■ RECORDED DATA:
________________________
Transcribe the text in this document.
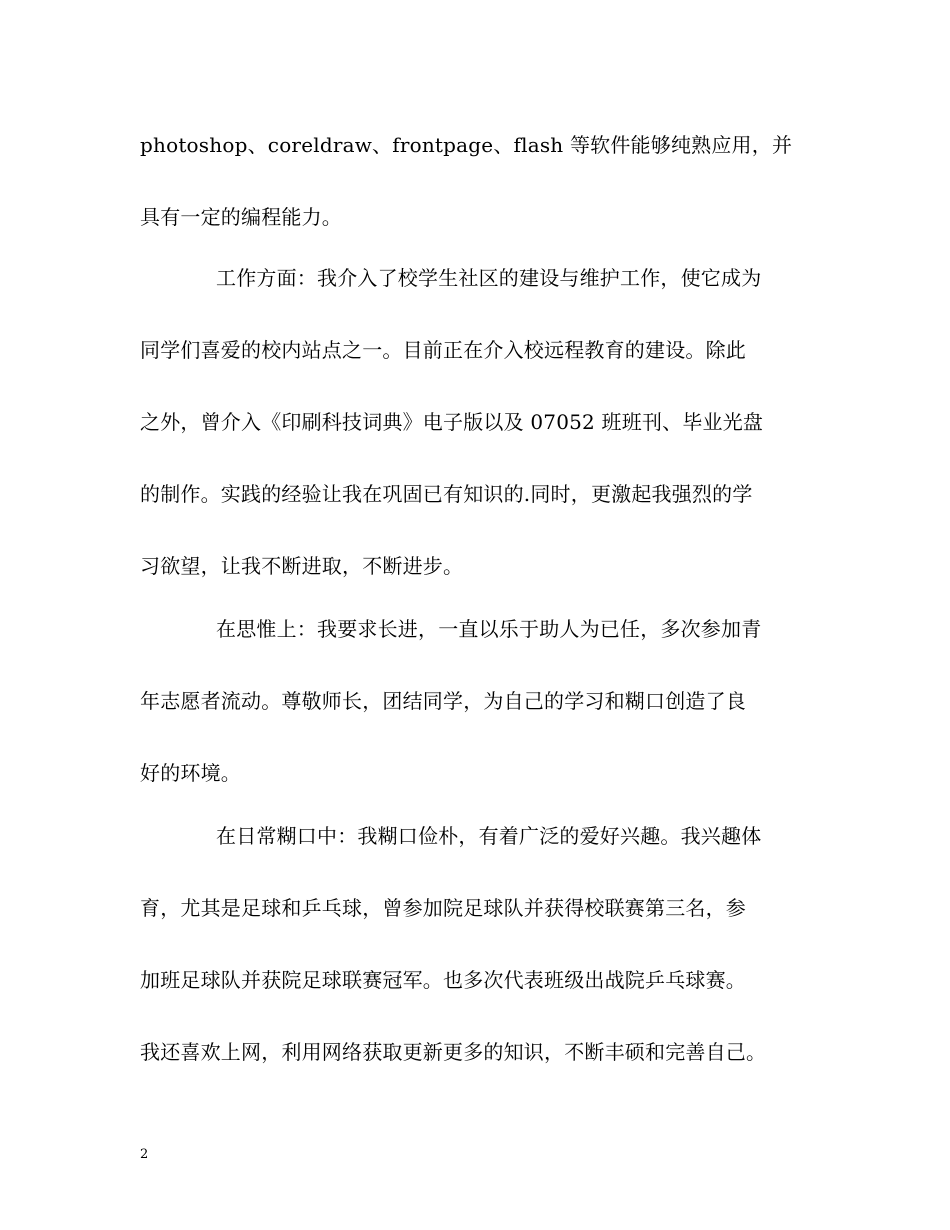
photoshop、coreldraw、frontpage、flash 等软件能够纯熟应用，并
具有一定的编程能力。
工作方面：我介入了校学生社区的建设与维护工作，使它成为
同学们喜爱的校内站点之一。目前正在介入校远程教育的建设。除此
之外，曾介入《印刷科技词典》电子版以及 07052 班班刊、毕业光盘
的制作。实践的经验让我在巩固已有知识的.同时，更激起我强烈的学
习欲望，让我不断进取，不断进步。
在思惟上：我要求长进，一直以乐于助人为已任，多次参加青
年志愿者流动。尊敬师长，团结同学，为自己的学习和糊口创造了良
好的环境。
在日常糊口中：我糊口俭朴，有着广泛的爱好兴趣。我兴趣体
育，尤其是足球和乒乓球，曾参加院足球队并获得校联赛第三名，参
加班足球队并获院足球联赛冠军。也多次代表班级出战院乒乓球赛。
我还喜欢上网，利用网络获取更新更多的知识，不断丰硕和完善自己。
2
________________________
■ DESCRIPTION OF THE TASK: Print all of the records shown above exactly, leaving out each picture.

■ FULL SOLUTION:
Transcribe the text in this document.
photoshop、coreldraw、frontpage、flash 等软件能够纯熟应用，并
具有一定的编程能力。
工作方面：我介入了校学生社区的建设与维护工作，使它成为
同学们喜爱的校内站点之一。目前正在介入校远程教育的建设。除此
之外，曾介入《印刷科技词典》电子版以及 07052 班班刊、毕业光盘
的制作。实践的经验让我在巩固已有知识的.同时，更激起我强烈的学
习欲望，让我不断进取，不断进步。
在思惟上：我要求长进，一直以乐于助人为已任，多次参加青
年志愿者流动。尊敬师长，团结同学，为自己的学习和糊口创造了良
好的环境。
在日常糊口中：我糊口俭朴，有着广泛的爱好兴趣。我兴趣体
育，尤其是足球和乒乓球，曾参加院足球队并获得校联赛第三名，参
加班足球队并获院足球联赛冠军。也多次代表班级出战院乒乓球赛。
我还喜欢上网，利用网络获取更新更多的知识，不断丰硕和完善自己。
2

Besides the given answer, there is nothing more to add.